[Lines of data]
§
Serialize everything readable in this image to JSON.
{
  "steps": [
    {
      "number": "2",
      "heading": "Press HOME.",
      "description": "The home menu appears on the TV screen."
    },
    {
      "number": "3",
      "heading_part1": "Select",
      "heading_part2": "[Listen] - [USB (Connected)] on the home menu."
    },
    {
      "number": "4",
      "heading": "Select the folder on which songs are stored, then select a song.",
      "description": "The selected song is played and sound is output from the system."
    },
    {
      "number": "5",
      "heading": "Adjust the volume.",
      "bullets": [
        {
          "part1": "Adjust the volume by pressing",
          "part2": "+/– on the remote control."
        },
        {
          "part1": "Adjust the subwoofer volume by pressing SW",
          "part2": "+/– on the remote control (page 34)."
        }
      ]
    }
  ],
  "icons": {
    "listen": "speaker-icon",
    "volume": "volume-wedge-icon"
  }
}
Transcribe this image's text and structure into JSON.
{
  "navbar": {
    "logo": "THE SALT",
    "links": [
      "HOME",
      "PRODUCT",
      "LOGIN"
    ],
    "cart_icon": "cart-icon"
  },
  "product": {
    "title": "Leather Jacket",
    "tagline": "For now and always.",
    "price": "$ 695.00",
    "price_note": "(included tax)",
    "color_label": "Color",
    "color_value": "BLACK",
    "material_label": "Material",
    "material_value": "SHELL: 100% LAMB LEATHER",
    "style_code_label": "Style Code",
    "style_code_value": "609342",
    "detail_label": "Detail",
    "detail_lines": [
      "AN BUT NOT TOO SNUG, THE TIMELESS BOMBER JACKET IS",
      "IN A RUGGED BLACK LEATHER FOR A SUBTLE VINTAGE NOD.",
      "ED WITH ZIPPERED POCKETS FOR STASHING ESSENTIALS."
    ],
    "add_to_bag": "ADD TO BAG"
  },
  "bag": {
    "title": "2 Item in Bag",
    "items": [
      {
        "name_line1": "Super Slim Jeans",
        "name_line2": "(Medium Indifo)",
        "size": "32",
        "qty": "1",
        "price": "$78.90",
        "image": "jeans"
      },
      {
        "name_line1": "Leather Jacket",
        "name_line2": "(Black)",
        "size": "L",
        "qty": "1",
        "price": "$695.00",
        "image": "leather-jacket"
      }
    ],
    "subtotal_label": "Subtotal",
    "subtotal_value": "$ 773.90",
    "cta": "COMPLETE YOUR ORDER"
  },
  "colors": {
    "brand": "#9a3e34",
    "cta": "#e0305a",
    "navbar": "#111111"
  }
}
§
> _Work required_
Copy out each line in the listing that has the word "pressing".

> _Exercise output_
          "part1": "Adjust the volume by pressing",
          "part1": "Adjust the subwoofer volume by pressing SW",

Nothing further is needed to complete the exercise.